TO DO: Go through the listing beneath this task and return every line that carries the string "grafico".

(A run of records)
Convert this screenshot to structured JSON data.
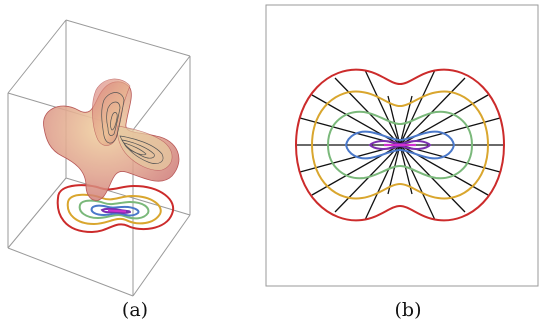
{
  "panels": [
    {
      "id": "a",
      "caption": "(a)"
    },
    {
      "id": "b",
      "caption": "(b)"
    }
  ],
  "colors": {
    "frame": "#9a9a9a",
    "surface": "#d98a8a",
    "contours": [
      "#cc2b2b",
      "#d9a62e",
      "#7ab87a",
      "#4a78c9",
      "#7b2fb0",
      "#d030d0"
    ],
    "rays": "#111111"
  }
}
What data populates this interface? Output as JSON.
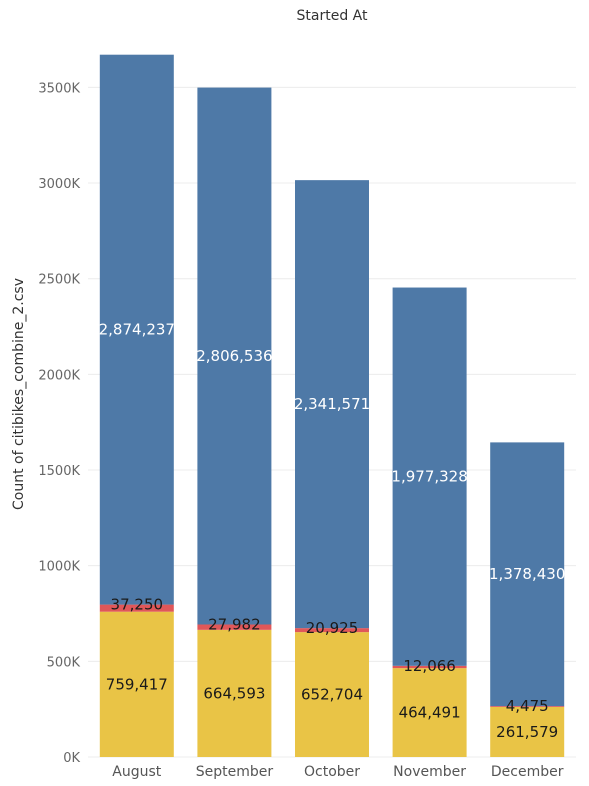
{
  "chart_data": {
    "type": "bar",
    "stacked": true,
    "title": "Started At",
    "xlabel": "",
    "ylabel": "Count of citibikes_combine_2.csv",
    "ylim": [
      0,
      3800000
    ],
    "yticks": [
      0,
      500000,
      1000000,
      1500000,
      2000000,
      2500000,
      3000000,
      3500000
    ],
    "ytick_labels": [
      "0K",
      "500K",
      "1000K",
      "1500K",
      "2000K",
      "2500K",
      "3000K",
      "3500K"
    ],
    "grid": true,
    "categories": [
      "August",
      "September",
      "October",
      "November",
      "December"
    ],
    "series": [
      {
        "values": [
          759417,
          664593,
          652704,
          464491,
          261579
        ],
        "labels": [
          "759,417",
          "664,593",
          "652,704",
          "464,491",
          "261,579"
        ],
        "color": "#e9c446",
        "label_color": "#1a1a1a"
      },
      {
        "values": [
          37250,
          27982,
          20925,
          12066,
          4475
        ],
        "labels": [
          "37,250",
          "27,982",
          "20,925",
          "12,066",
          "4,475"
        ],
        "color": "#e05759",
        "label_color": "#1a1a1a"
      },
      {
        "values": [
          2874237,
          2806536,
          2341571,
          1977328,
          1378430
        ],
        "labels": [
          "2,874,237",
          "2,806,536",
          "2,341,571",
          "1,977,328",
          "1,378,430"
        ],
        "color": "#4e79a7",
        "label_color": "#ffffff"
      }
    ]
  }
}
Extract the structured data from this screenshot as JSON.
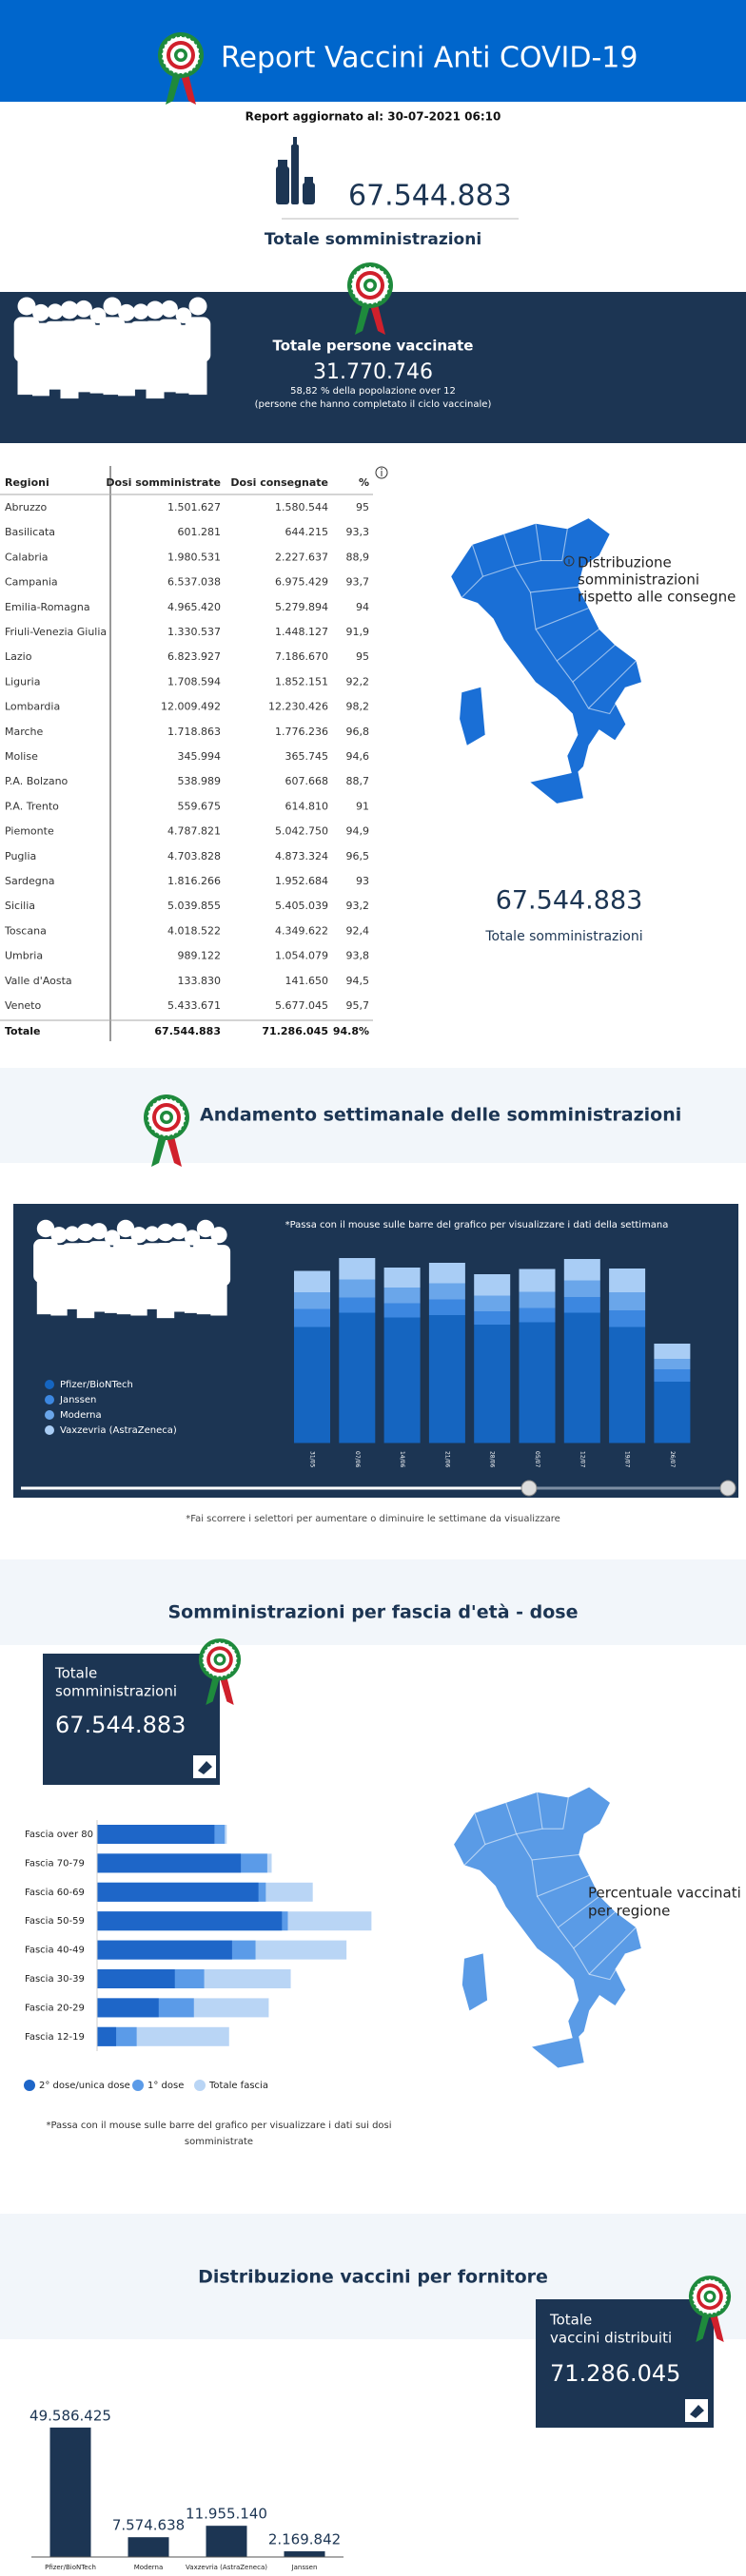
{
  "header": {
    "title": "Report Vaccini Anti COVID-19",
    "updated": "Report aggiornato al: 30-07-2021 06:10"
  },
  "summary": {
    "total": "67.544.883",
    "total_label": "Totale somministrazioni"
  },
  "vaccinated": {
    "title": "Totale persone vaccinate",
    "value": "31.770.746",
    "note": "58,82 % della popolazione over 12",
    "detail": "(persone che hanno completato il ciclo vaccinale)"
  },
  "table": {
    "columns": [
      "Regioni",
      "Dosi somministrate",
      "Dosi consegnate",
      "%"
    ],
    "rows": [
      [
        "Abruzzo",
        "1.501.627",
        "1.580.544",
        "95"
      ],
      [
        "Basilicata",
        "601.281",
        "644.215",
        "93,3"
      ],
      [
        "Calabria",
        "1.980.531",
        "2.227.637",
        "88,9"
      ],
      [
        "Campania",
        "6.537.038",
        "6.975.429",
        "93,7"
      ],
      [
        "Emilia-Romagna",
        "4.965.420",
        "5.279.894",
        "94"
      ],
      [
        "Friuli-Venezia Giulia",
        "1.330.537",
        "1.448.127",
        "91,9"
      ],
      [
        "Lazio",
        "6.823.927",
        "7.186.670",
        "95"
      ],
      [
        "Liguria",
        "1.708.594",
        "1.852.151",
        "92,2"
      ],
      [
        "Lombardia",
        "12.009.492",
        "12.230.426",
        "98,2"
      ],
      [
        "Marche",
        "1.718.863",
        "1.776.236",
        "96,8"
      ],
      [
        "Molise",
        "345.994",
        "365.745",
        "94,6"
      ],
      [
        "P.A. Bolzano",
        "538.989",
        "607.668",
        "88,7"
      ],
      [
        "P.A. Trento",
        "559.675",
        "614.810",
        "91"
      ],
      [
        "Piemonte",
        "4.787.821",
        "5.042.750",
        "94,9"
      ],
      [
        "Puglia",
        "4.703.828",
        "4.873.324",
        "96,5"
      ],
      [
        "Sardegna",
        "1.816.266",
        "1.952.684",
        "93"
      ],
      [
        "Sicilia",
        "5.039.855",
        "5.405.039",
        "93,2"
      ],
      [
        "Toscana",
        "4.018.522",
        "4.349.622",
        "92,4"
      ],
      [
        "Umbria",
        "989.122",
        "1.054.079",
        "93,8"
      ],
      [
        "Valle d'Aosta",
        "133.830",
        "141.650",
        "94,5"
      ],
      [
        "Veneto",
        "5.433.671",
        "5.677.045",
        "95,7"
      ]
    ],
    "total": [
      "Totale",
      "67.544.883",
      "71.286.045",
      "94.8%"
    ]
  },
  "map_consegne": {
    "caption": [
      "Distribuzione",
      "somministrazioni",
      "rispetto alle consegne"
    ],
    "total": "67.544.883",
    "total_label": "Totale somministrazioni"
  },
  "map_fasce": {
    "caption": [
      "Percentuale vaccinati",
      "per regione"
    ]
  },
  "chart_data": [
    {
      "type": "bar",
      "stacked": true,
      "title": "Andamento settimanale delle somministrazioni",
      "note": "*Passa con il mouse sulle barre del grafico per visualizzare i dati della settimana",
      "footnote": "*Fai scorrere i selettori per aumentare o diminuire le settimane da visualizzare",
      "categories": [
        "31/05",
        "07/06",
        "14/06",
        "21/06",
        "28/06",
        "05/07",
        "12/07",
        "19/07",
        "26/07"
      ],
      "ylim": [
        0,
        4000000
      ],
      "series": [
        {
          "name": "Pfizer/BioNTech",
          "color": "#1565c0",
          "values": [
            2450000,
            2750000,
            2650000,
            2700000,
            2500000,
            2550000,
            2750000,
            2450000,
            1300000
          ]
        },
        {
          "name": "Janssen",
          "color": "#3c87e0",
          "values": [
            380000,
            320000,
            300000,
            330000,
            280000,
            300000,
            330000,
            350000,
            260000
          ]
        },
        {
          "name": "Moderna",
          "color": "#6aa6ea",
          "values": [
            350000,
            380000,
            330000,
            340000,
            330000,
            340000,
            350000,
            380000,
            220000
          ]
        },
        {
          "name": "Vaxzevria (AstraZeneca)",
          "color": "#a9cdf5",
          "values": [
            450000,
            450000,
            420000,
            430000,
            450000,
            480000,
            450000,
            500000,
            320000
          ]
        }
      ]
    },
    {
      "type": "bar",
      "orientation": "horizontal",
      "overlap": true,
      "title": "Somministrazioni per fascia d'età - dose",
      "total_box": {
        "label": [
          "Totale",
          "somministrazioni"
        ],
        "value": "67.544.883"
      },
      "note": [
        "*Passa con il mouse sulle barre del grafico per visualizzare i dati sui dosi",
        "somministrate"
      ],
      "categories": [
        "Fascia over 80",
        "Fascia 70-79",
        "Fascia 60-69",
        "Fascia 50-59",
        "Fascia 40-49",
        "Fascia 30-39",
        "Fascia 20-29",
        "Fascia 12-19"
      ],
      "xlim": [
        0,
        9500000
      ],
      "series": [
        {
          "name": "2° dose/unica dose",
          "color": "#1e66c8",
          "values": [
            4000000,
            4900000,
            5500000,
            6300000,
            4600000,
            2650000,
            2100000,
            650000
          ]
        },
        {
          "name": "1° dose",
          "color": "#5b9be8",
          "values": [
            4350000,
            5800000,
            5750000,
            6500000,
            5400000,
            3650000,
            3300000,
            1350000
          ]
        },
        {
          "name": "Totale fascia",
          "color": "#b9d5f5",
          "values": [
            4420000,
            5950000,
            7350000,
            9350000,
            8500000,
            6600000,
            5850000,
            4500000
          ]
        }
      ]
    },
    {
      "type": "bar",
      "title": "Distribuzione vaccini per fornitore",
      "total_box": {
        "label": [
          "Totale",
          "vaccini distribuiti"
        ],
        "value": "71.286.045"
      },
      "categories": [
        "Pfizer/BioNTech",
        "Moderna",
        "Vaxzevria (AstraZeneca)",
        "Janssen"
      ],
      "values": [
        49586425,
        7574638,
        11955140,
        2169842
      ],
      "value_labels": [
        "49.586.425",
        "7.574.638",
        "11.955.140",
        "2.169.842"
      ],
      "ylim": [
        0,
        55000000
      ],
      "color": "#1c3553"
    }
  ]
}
---
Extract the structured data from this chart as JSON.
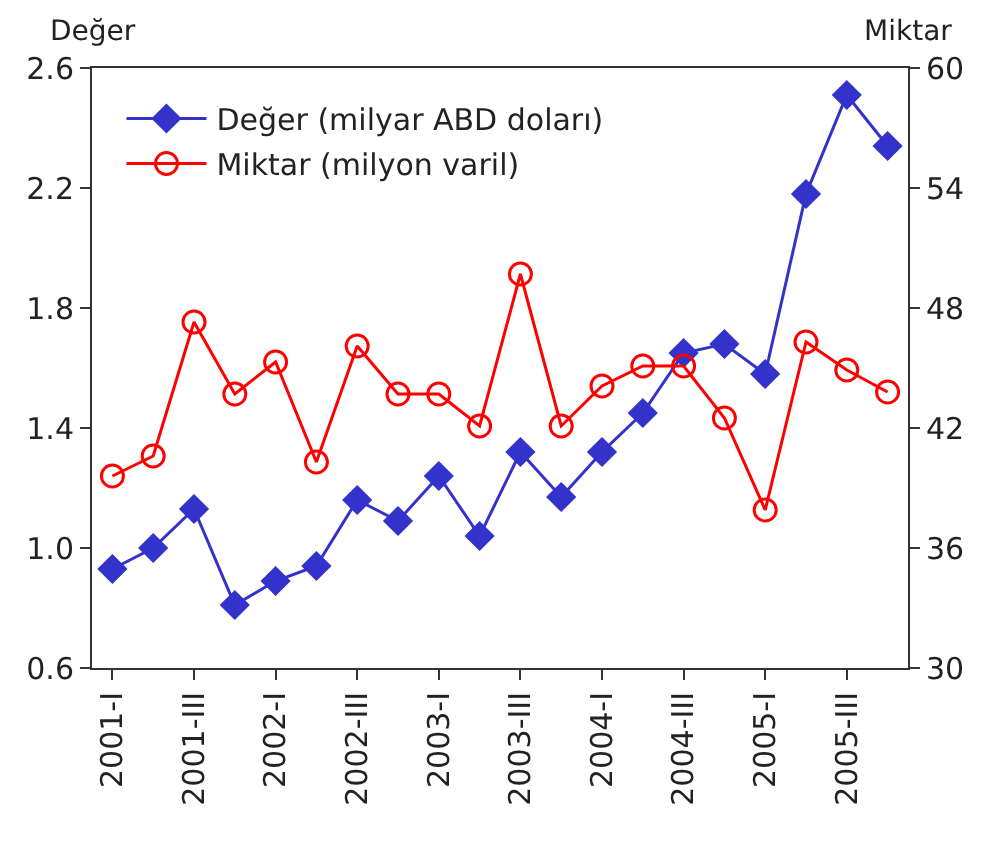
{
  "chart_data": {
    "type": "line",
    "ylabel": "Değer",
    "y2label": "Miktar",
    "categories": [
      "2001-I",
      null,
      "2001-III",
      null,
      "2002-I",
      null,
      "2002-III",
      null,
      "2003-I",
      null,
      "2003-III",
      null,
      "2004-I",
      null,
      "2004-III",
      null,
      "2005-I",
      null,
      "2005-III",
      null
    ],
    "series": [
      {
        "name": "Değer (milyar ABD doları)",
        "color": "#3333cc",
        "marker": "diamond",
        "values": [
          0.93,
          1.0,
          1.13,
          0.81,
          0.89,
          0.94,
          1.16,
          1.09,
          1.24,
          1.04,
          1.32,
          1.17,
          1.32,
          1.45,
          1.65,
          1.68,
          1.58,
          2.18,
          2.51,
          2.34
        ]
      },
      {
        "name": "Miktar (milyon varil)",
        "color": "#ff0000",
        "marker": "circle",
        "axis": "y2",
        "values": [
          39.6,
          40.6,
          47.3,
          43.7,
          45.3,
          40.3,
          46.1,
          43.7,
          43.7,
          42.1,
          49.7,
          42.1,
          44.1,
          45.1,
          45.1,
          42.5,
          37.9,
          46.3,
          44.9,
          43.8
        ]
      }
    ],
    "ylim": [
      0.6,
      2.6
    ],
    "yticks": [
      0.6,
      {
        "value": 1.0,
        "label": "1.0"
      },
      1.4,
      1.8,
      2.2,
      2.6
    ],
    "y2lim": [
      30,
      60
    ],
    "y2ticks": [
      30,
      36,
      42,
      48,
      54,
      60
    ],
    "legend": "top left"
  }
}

THE RESPONSE:
      "note": "*Passa con il mouse sulle barre del grafico per visualizzare i dati della settimana",
        "*Passa con il mouse sulle barre del grafico per visualizzare i dati sui dosi",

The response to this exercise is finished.